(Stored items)
::::

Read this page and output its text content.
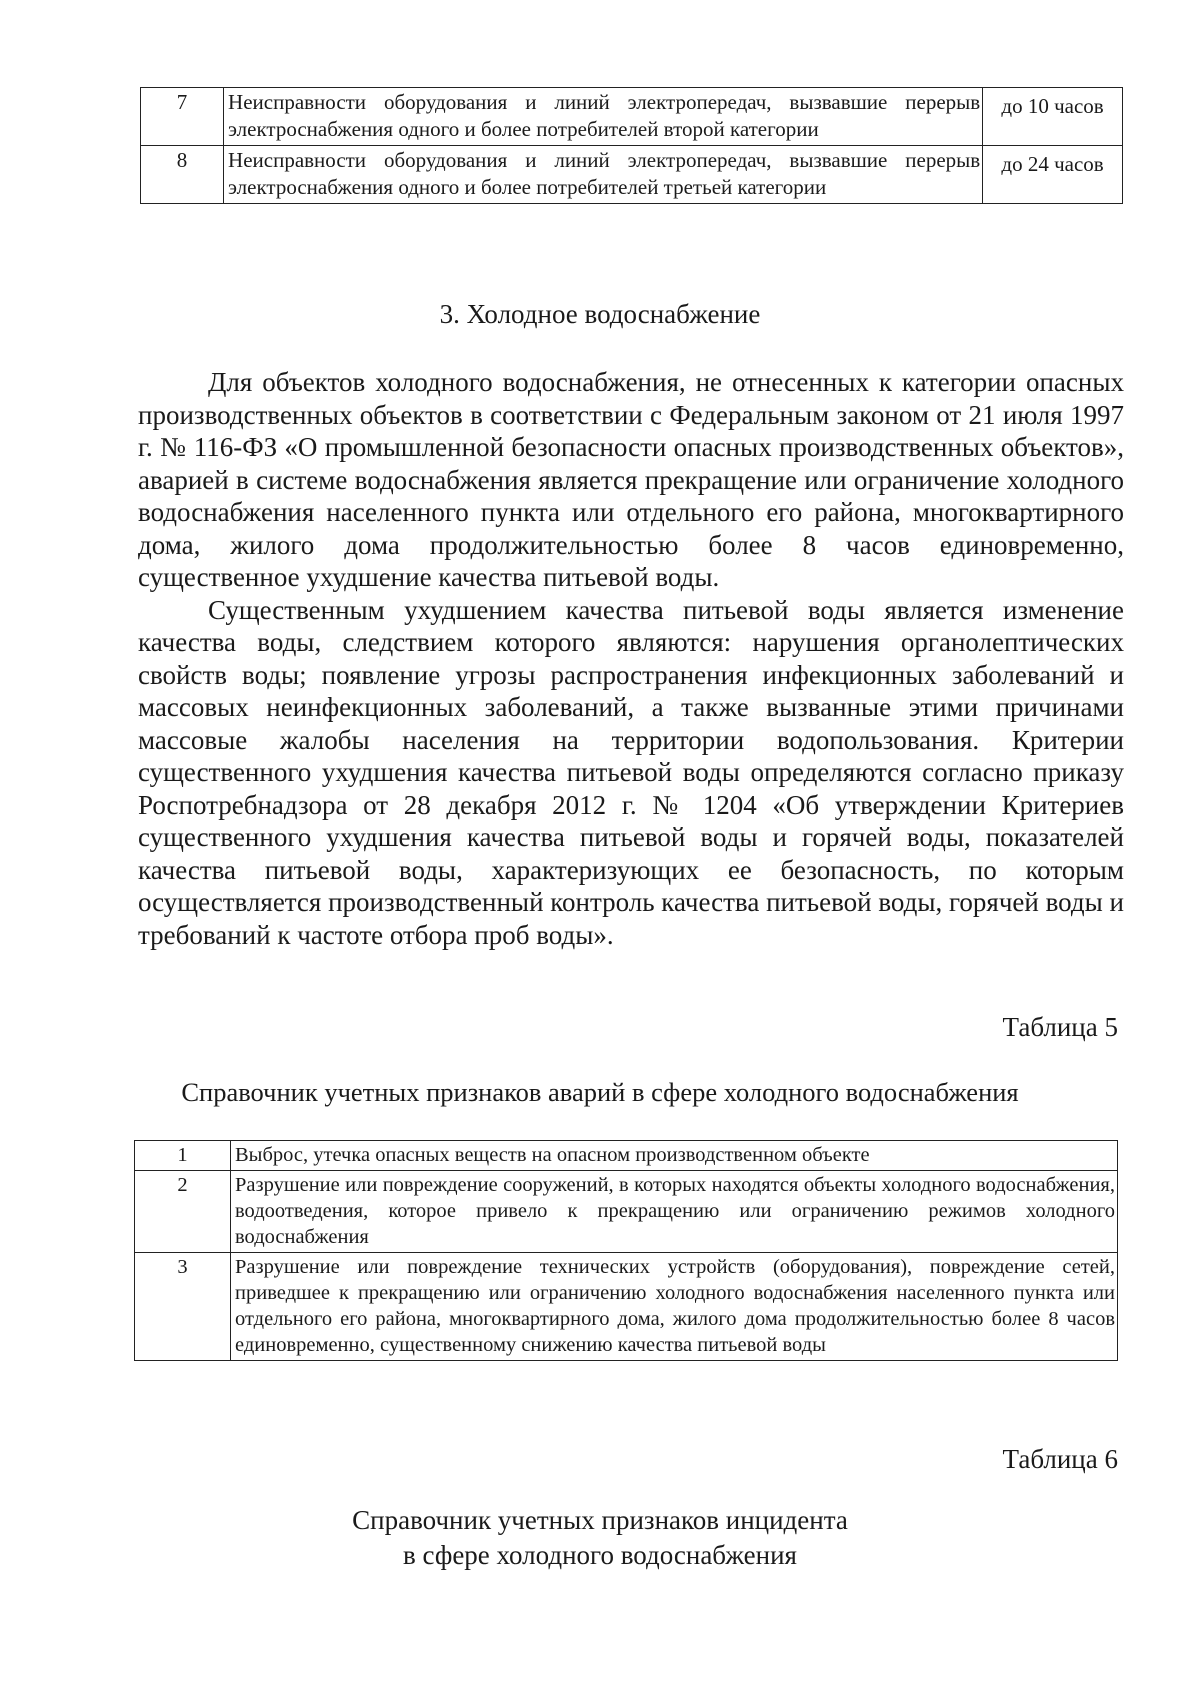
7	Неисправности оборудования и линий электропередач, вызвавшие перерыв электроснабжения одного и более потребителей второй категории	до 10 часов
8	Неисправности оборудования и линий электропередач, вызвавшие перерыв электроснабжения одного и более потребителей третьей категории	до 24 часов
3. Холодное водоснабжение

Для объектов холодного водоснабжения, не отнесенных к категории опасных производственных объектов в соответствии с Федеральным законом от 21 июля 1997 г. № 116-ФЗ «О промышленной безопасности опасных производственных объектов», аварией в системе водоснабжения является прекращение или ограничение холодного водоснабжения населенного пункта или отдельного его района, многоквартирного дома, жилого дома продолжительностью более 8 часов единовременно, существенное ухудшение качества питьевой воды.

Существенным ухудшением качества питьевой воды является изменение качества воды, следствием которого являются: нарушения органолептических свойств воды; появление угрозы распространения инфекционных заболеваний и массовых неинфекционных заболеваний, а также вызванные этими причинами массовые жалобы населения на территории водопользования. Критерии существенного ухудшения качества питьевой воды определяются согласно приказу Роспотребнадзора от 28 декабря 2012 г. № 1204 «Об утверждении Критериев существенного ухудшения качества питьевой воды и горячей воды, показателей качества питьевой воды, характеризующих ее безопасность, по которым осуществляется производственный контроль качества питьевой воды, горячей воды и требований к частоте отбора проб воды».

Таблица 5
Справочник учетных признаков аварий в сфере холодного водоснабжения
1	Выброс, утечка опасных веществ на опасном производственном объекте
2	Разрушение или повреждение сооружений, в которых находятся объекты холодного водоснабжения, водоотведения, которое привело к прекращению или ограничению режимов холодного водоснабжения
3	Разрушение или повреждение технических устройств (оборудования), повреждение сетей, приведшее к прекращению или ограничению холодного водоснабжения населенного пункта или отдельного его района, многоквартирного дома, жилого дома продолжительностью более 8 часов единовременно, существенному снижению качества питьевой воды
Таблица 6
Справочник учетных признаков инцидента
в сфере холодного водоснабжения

::::

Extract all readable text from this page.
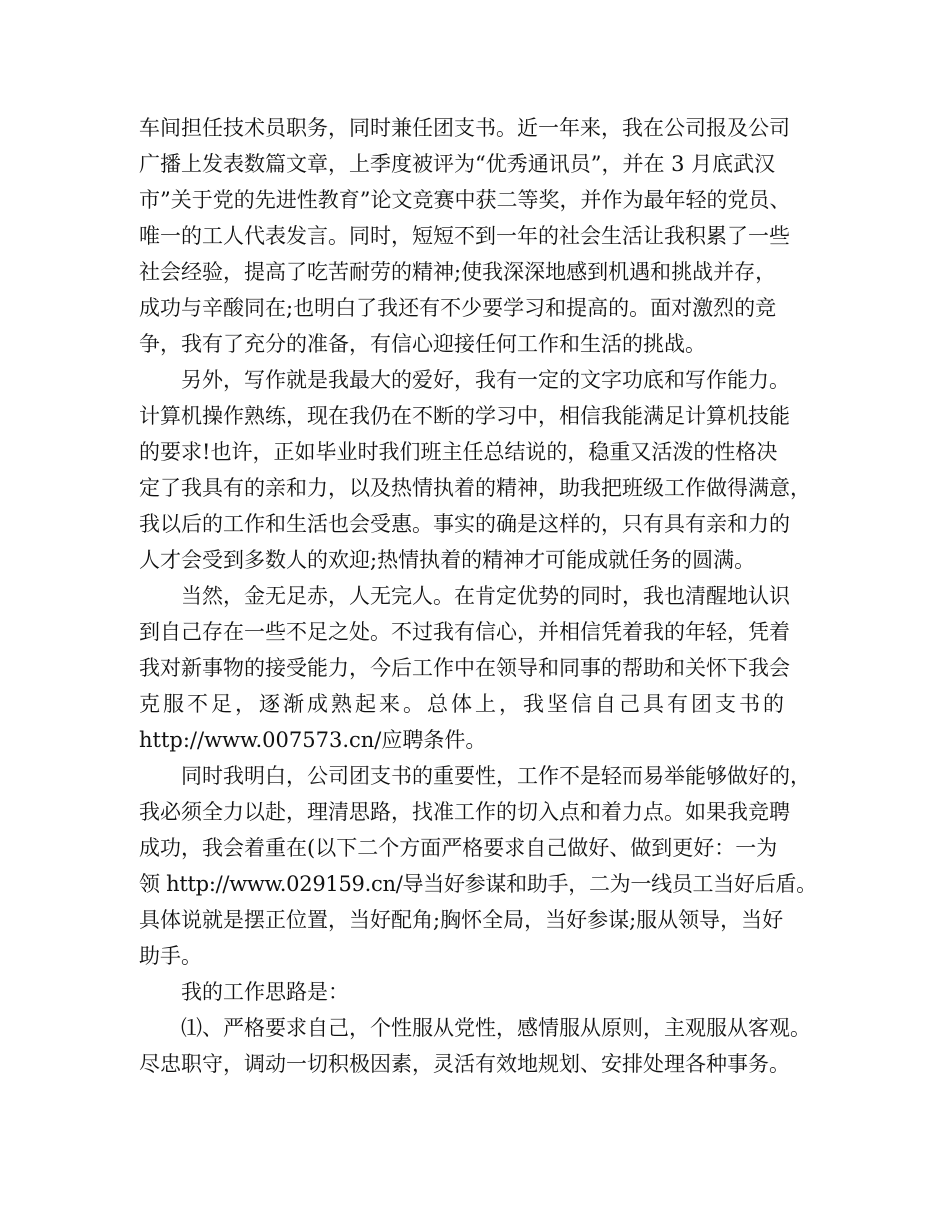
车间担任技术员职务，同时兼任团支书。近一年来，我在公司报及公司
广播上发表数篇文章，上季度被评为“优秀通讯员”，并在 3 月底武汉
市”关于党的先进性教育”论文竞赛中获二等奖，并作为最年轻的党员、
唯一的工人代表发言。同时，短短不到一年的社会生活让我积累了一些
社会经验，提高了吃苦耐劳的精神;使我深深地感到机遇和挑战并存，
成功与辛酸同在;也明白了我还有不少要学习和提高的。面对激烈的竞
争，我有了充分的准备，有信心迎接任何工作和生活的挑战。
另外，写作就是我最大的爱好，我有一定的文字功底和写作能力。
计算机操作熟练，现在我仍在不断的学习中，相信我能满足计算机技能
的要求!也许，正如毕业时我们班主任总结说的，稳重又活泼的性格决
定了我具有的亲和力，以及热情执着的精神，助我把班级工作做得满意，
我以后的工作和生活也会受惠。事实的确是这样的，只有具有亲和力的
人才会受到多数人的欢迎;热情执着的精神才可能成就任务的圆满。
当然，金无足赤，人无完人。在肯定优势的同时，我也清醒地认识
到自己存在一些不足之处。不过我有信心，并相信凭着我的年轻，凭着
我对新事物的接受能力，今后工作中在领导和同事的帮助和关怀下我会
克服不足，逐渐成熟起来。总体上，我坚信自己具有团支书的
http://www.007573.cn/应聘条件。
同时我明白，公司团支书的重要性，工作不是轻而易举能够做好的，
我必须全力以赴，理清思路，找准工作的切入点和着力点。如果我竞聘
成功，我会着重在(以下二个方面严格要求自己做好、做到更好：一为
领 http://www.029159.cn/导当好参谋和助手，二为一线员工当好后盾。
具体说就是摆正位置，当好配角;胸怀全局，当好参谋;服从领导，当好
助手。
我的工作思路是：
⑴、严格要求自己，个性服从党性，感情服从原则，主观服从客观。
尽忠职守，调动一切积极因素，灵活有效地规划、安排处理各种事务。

::::

#### WORK TO DO
Determine the number of lines where the string "более" occurs, and give that number only.

#### TASK SOLUTION
4